### Aufgaben
**1)** Gib den Text über Deutschlands maritimen blinden Fleck von "Vor ein paar" bis "besondere Aufmerksamkeit genießen." erneut wieder und ersetze dabei "Politikern" durch "Abgeordneten".
**2)** Wandle in den Datensätzen die Zeilen von der Zeile mit "district-name: الريدة وقصيعر" bis zur Zeile mit "table-cell: 1 <box>178 511 221 524</box>" in eine Markdown-Tabelle mit den Spalten "Nr" für die Zeilennummer und "Zeile" für die Zeile um und lass leere Zeilen weg.

### Vorliegender Text
******

Deutschlands blinder maritimer Fleck

Über die maritime Abhängigkeit des Exportlandes Deutschland können die Experten viel, lange und trefflich reden – meist erreichen sie im Land mit der drittgrößten Handels- und größten Containerflotte weltweit nur wenige. Was die Bedeutung von Meer und Seewegen für die deutsche Bevölkerung und Wirtschaft angeht, scheint es wirklich (mal abgesehen von den Küstenländern) einen blinden Fleck zu geben.

Vor ein paar Tagen haben einige dieser Experten dazu was Lesenswertes aufgeschrieben:

Die sichere Nutzung der See spielt für moderne Industriegesellschaften wie die Bundesrepublik Deutschland und ihre europäischen Partner eine zentrale Rolle. (…)
Die starke politische, ökonomische und ökologische Abhängigkeit Deutschlands und der EU von Entwicklungen auf See wird jedoch weder von den Politikern noch von den Bürgern mit der notwendigen Klarheit erkannt. Im Gegenteil, mit Blick auf die See und ihre Bedeutung lässt sich durchaus von einem gewissen Desinteresse, ja gar von einer Blindheit sprechen. Sie führt dazu, dass maritime Fragen weder in Deutschland noch in Europa besondere Aufmerksamkeit genießen.

schreiben die beiden Ex-Admirale Lutz Feldt (früherer Marineinspekteur), Hans-Joachim Stricker (früherer Befehlshaber der Flotte) sowie Carlo Masala und Konstantinos Tsetsos von der Bundeswehruniversität München in ihrem Gastbeitrag Kein Land in Sicht? für die Frankfurter Allgemeine Zeitung.* Die Kontrolle über die See, so ihr Fazit unter Berufung auf ein Zitat US-Admirals Alfred Thayer Mahan, bestimmt den wirtschaftlichen Wohlstand eines Landes – und da stellt sich Deutschland derzeit recht schwach auf.

******

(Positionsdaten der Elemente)
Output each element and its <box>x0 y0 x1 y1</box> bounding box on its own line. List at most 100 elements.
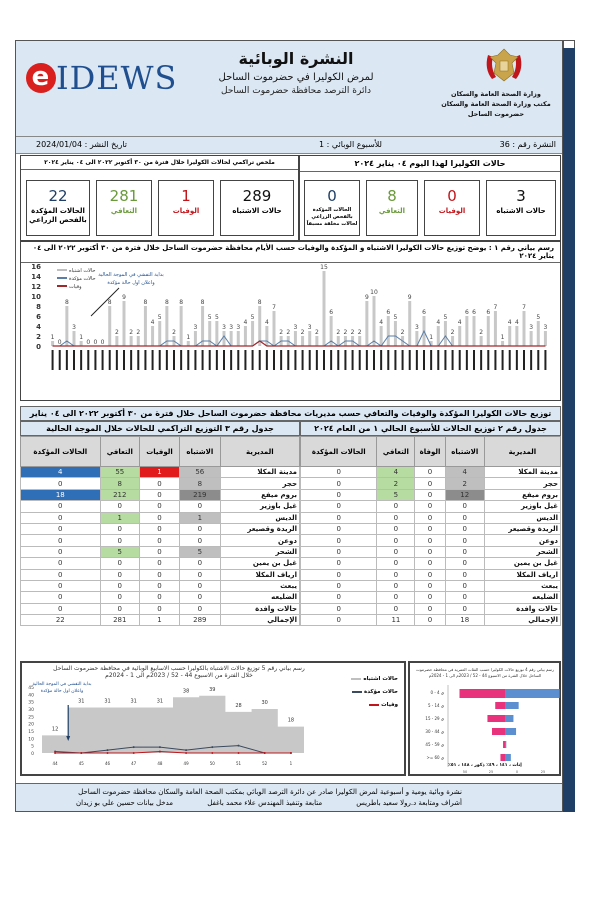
district-name: الريدة وقصيعر <box>219 522 301 536</box>
today-suspected: 3 حالات الاشتباه <box>486 180 556 236</box>
table-cell: 0 <box>376 557 416 570</box>
table-cell: 12 <box>444 488 485 502</box>
table-row: الشحر 5 0 5 0 <box>20 545 301 559</box>
table-cell: 0 <box>444 602 485 616</box>
bulletin-number: النشرة رقم : 36 <box>499 140 556 149</box>
svg-text:45: 45 <box>79 761 85 766</box>
table-row: بروم ميفع 12 0 5 0 <box>299 488 562 502</box>
svg-text:47: 47 <box>131 761 137 766</box>
table-cell: 0 <box>139 511 180 524</box>
svg-text:5: 5 <box>215 314 219 321</box>
page-subtitle: لمرض الكوليرا في حضرموت الساحل <box>218 72 374 83</box>
svg-text:31: 31 <box>78 699 84 705</box>
svg-text:46: 46 <box>105 761 111 766</box>
svg-text:2: 2 <box>336 329 340 336</box>
svg-text:5: 5 <box>208 314 212 321</box>
table-row: حالات وافدة 0 0 0 0 <box>299 602 562 616</box>
cumulative-recovered: 281 التعافي <box>96 180 152 236</box>
district-name: حجر <box>219 477 301 490</box>
svg-text:2: 2 <box>479 329 483 336</box>
table-cell: 1 <box>178 511 221 524</box>
svg-text:3: 3 <box>236 324 240 331</box>
table-cell: 0 <box>444 591 485 604</box>
table-row: الضليعه 0 0 0 0 <box>299 591 562 604</box>
footer-supervision: أشراف ومتابعة د.رولا سعيد باطريس <box>356 799 462 807</box>
svg-text:5: 5 <box>158 314 162 321</box>
district-name: الشحر <box>219 545 301 559</box>
svg-text:وفيات: وفيات <box>69 284 82 290</box>
weekly-cases-chart: 0510152025303540451244314531463147314838… <box>28 682 304 766</box>
column-header: التعافي <box>99 436 141 467</box>
table-cell: 0 <box>139 500 180 513</box>
table-cell: 0 <box>299 591 378 604</box>
table-row: غيل بن يمين 0 0 0 0 <box>299 557 562 570</box>
table-cell: 212 <box>99 488 141 502</box>
district-name: غيل بن يمين <box>219 557 301 570</box>
table-cell: 0 <box>139 579 180 593</box>
svg-text:6: 6 <box>486 309 490 316</box>
svg-text:0: 0 <box>516 770 518 774</box>
table-cell: 0 <box>99 568 141 581</box>
svg-text:9: 9 <box>122 294 126 301</box>
svg-text:8: 8 <box>258 299 262 306</box>
svg-text:7: 7 <box>494 304 498 311</box>
table-cell: 0 <box>299 614 378 627</box>
table-cell: 0 <box>139 522 180 536</box>
table-cell: 0 <box>414 557 446 570</box>
svg-text:2: 2 <box>286 329 290 336</box>
weekly-table-title: جدول رقم ٢ توزيع الحالات للأسبوع الحالي … <box>300 421 561 436</box>
table-cell: 0 <box>414 602 446 616</box>
svg-text:4: 4 <box>436 319 440 326</box>
age-distribution-chart: 0 - 4 ي 5 - 14 ي 15 - 29 ي 30 - 44 ي 45 - 59… <box>425 685 560 774</box>
edews-logo: e IDEWS <box>26 59 177 97</box>
svg-text:9: 9 <box>408 294 412 301</box>
weekly-cases-chart-panel: رسم بياني رقم 5 توزيع حالات الاشتباه بال… <box>20 661 406 776</box>
table-cell: 0 <box>178 557 221 570</box>
today-panel-title: حالات الكوليرا لهذا اليوم ٠٤ يناير ٢٠٢٤ <box>300 156 560 172</box>
svg-text:48: 48 <box>157 761 163 766</box>
district-name: حجر <box>483 477 562 490</box>
table-cell: 0 <box>414 500 446 513</box>
bulletin-info-bar: النشرة رقم : 36 للأسبوع الوبائي : 1 تاري… <box>16 136 562 154</box>
district-name: الديس <box>483 511 562 524</box>
column-header: الوفاة <box>414 436 446 467</box>
table-cell: 0 <box>20 602 101 616</box>
cumulative-summary-panel: ملخص تراكمي لحالات الكوليرا خلال فترة من… <box>20 155 299 241</box>
table-cell: 0 <box>20 545 101 559</box>
svg-text:15: 15 <box>28 729 34 735</box>
district-name: حالات وافدة <box>483 602 562 616</box>
table-row: مدينة المكلا 56 1 55 4 <box>20 465 301 479</box>
svg-text:4: 4 <box>508 319 512 326</box>
table-cell: 0 <box>444 511 485 524</box>
chart3-legend: إناث ، ١٤١ ، ٤٩٪ ذكور ، ١٤٨ ، ٥١٪ <box>448 763 522 768</box>
age-distribution-chart-panel: رسم بياني رقم 4 توزيع حالات الكوليرا حسب… <box>408 661 561 776</box>
svg-text:45: 45 <box>28 685 34 691</box>
table-cell: 0 <box>299 545 378 559</box>
district-name: الشحر <box>483 545 562 559</box>
svg-text:حالات مؤكدة: حالات مؤكدة <box>69 276 96 282</box>
svg-text:2: 2 <box>401 329 405 336</box>
svg-text:2: 2 <box>279 329 283 336</box>
svg-text:1: 1 <box>186 334 190 341</box>
svg-text:4: 4 <box>244 319 248 326</box>
footer-description: نشرة وبائية يومية و أسبوعية لمرض الكولير… <box>78 788 462 796</box>
table-cell: 0 <box>20 534 101 547</box>
table-row: بروم ميفع 219 0 212 18 <box>20 488 301 502</box>
district-name: الإجمالي <box>219 614 301 627</box>
svg-text:بداية التفشي في الموجة الحالية: بداية التفشي في الموجة الحالية <box>33 682 92 687</box>
table-cell: 0 <box>414 534 446 547</box>
yemen-emblem-icon <box>486 48 522 82</box>
svg-text:28: 28 <box>235 703 241 709</box>
svg-text:50: 50 <box>463 770 467 774</box>
svg-text:15: 15 <box>320 264 328 271</box>
table-cell: 18 <box>444 614 485 627</box>
table-cell: 0 <box>20 522 101 536</box>
table-cell: 0 <box>20 591 101 604</box>
svg-text:40: 40 <box>28 692 34 698</box>
svg-text:14: 14 <box>31 273 41 281</box>
district-name: يبعث <box>483 579 562 593</box>
column-header: الاشتباه <box>444 436 485 467</box>
today-confirmed: 0 الحالات المؤكدة بالفحص الزراعي لحالات … <box>304 180 360 236</box>
svg-text:31: 31 <box>104 699 110 705</box>
table-cell: 0 <box>376 534 416 547</box>
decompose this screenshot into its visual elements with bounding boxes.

******

### Antworten je Aufgabe
**1)**
Vor ein paar Tagen haben einige dieser Experten dazu was Lesenswertes aufgeschrieben:

Die sichere Nutzung der See spielt für moderne Industriegesellschaften wie die Bundesrepublik Deutschland und ihre europäischen Partner eine zentrale Rolle. (…)
Die starke politische, ökonomische und ökologische Abhängigkeit Deutschlands und der EU von Entwicklungen auf See wird jedoch weder von den Abgeordneten noch von den Bürgern mit der notwendigen Klarheit erkannt. Im Gegenteil, mit Blick auf die See und ihre Bedeutung lässt sich durchaus von einem gewissen Desinteresse, ja gar von einer Blindheit sprechen. Sie führt dazu, dass maritime Fragen weder in Deutschland noch in Europa besondere Aufmerksamkeit genießen.

**2)**
| Nr | Zeile |
|---|---|
| 1 | district-name: الريدة وقصيعر <box>219 522 301 536</box> |
| 2 | today-suspected: 3 حالات الاشتباه <box>486 180 556 236</box> |
| 3 | table-cell: 0 <box>376 557 416 570</box> |
| 4 | table-cell: 12 <box>444 488 485 502</box> |
| 5 | table-row: الشحر 5 0 5 0 <box>20 545 301 559</box> |
| 6 | table-cell: 0 <box>444 602 485 616</box> |
| 7 | bulletin-number: النشرة رقم : 36 <box>499 140 556 149</box> |
| 8 | svg-text:45: 45 <box>79 761 85 766</box> |
| 9 | table-row: بروم ميفع 12 0 5 0 <box>299 488 562 502</box> |
| 10 | svg-text:47: 47 <box>131 761 137 766</box> |
| 11 | table-cell: 0 <box>139 511 180 524</box> |
| 12 | svg-text:5: 5 <box>215 314 219 321</box> |
| 13 | page-subtitle: لمرض الكوليرا في حضرموت الساحل <box>218 72 374 83</box> |
| 14 | svg-text:31: 31 <box>78 699 84 705</box> |
| 15 | svg-text:46: 46 <box>105 761 111 766</box> |
| 16 | svg-text:2: 2 <box>336 329 340 336</box> |
| 17 | svg-text:5: 5 <box>208 314 212 321</box> |
| 18 | table-row: حالات وافدة 0 0 0 0 <box>299 602 562 616</box> |
| 19 | cumulative-recovered: 281 التعافي <box>96 180 152 236</box> |
| 20 | district-name: حجر <box>219 477 301 490</box> |
| 21 | svg-text:2: 2 <box>479 329 483 336</box> |
| 22 | table-cell: 1 <box>178 511 221 524</box> |